• [Input]:
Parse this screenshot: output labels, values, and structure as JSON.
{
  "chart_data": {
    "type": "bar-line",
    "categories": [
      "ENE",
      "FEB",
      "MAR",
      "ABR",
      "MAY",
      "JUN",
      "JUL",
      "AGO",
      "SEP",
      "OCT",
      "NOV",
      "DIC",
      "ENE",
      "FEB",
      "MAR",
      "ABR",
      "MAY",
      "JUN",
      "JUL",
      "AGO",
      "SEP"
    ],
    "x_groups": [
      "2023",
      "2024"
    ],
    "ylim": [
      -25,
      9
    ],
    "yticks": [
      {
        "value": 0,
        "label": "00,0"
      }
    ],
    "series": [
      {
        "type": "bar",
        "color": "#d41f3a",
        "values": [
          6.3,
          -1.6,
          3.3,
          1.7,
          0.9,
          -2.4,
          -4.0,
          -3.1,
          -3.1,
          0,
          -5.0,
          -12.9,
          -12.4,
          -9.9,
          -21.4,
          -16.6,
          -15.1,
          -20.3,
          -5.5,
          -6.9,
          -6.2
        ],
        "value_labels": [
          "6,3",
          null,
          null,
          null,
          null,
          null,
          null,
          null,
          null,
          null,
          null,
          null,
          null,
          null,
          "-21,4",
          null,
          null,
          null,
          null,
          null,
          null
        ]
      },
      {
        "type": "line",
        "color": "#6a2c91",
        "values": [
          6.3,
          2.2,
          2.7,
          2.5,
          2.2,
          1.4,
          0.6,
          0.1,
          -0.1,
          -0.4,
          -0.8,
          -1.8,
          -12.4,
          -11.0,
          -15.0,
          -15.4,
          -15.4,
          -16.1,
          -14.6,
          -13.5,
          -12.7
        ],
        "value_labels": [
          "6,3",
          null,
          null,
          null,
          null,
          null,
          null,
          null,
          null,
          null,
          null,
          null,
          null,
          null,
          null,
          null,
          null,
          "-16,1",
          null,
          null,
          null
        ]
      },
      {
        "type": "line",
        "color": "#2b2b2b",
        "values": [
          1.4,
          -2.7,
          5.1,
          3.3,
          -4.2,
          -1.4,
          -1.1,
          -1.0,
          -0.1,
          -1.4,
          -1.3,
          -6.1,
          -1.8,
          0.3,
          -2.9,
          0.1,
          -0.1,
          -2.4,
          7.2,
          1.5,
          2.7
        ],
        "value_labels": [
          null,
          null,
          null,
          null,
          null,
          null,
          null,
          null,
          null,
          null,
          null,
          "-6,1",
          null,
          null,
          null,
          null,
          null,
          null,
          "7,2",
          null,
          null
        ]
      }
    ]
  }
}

• [Exercise brief]: Using the records above, select and copy every line that has the word "type".

• [Complete answer]:
    "type": "bar-line",
        "type": "bar",
        "type": "line",
        "type": "line",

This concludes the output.